━━━━━ RAW DATA

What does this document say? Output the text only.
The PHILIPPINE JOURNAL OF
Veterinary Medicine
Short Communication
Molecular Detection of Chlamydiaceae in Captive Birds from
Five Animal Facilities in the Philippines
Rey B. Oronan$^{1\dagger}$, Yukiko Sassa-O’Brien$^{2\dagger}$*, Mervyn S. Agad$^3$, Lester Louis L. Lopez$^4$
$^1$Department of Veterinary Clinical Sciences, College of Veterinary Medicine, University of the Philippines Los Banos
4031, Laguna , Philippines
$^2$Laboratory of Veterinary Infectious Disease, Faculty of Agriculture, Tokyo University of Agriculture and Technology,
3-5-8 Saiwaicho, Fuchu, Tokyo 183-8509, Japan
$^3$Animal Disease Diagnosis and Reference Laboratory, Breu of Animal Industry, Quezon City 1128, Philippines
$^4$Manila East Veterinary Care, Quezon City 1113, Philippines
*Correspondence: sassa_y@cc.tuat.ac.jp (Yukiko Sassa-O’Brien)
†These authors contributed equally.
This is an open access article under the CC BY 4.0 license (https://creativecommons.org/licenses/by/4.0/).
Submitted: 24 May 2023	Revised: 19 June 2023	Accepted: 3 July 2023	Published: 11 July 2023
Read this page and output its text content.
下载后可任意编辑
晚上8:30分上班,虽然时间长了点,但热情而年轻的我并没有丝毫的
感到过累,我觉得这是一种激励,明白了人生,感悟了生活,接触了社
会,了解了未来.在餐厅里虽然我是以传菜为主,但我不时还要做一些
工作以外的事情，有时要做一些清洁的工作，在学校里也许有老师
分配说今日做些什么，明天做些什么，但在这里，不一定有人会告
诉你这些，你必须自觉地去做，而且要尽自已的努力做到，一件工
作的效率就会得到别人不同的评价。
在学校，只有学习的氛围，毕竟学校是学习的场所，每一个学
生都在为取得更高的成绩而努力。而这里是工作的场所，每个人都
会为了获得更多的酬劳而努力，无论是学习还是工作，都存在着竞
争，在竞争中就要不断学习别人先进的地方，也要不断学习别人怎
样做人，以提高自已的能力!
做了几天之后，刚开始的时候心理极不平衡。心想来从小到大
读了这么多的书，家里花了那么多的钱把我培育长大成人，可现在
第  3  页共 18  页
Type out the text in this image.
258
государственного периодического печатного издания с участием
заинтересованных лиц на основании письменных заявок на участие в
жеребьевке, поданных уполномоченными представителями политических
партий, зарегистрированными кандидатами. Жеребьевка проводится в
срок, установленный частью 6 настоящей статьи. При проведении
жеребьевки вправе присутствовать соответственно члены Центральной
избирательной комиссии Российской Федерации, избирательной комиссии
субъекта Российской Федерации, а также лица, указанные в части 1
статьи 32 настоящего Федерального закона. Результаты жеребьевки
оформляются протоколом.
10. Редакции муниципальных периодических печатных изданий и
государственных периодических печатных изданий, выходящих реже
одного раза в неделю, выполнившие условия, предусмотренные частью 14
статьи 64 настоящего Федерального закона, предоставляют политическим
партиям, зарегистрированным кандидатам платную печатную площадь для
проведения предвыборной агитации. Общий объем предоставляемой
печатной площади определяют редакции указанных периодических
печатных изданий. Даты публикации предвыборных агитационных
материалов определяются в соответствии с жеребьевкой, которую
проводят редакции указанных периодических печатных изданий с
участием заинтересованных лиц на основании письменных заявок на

━━━━━━━━━━

PROBLEM TO WORK ON: Transcribe all the entries, keeping each one exactly as it is.

THE RESPONSE:
What does this document say? Output the text only.
The PHILIPPINE JOURNAL OF
Veterinary Medicine
Short Communication
Molecular Detection of Chlamydiaceae in Captive Birds from
Five Animal Facilities in the Philippines
Rey B. Oronan$^{1\dagger}$, Yukiko Sassa-O’Brien$^{2\dagger}$*, Mervyn S. Agad$^3$, Lester Louis L. Lopez$^4$
$^1$Department of Veterinary Clinical Sciences, College of Veterinary Medicine, University of the Philippines Los Banos
4031, Laguna , Philippines
$^2$Laboratory of Veterinary Infectious Disease, Faculty of Agriculture, Tokyo University of Agriculture and Technology,
3-5-8 Saiwaicho, Fuchu, Tokyo 183-8509, Japan
$^3$Animal Disease Diagnosis and Reference Laboratory, Breu of Animal Industry, Quezon City 1128, Philippines
$^4$Manila East Veterinary Care, Quezon City 1113, Philippines
*Correspondence: sassa_y@cc.tuat.ac.jp (Yukiko Sassa-O’Brien)
†These authors contributed equally.
This is an open access article under the CC BY 4.0 license (https://creativecommons.org/licenses/by/4.0/).
Submitted: 24 May 2023	Revised: 19 June 2023	Accepted: 3 July 2023	Published: 11 July 2023
Read this page and output its text content.
下载后可任意编辑
晚上8:30分上班,虽然时间长了点,但热情而年轻的我并没有丝毫的
感到过累,我觉得这是一种激励,明白了人生,感悟了生活,接触了社
会,了解了未来.在餐厅里虽然我是以传菜为主,但我不时还要做一些
工作以外的事情，有时要做一些清洁的工作，在学校里也许有老师
分配说今日做些什么，明天做些什么，但在这里，不一定有人会告
诉你这些，你必须自觉地去做，而且要尽自已的努力做到，一件工
作的效率就会得到别人不同的评价。
在学校，只有学习的氛围，毕竟学校是学习的场所，每一个学
生都在为取得更高的成绩而努力。而这里是工作的场所，每个人都
会为了获得更多的酬劳而努力，无论是学习还是工作，都存在着竞
争，在竞争中就要不断学习别人先进的地方，也要不断学习别人怎
样做人，以提高自已的能力!
做了几天之后，刚开始的时候心理极不平衡。心想来从小到大
读了这么多的书，家里花了那么多的钱把我培育长大成人，可现在
第  3  页共 18  页
Type out the text in this image.
258
государственного периодического печатного издания с участием
заинтересованных лиц на основании письменных заявок на участие в
жеребьевке, поданных уполномоченными представителями политических
партий, зарегистрированными кандидатами. Жеребьевка проводится в
срок, установленный частью 6 настоящей статьи. При проведении
жеребьевки вправе присутствовать соответственно члены Центральной
избирательной комиссии Российской Федерации, избирательной комиссии
субъекта Российской Федерации, а также лица, указанные в части 1
статьи 32 настоящего Федерального закона. Результаты жеребьевки
оформляются протоколом.
10. Редакции муниципальных периодических печатных изданий и
государственных периодических печатных изданий, выходящих реже
одного раза в неделю, выполнившие условия, предусмотренные частью 14
статьи 64 настоящего Федерального закона, предоставляют политическим
партиям, зарегистрированным кандидатам платную печатную площадь для
проведения предвыборной агитации. Общий объем предоставляемой
печатной площади определяют редакции указанных периодических
печатных изданий. Даты публикации предвыборных агитационных
материалов определяются в соответствии с жеребьевкой, которую
проводят редакции указанных периодических печатных изданий с
участием заинтересованных лиц на основании письменных заявок на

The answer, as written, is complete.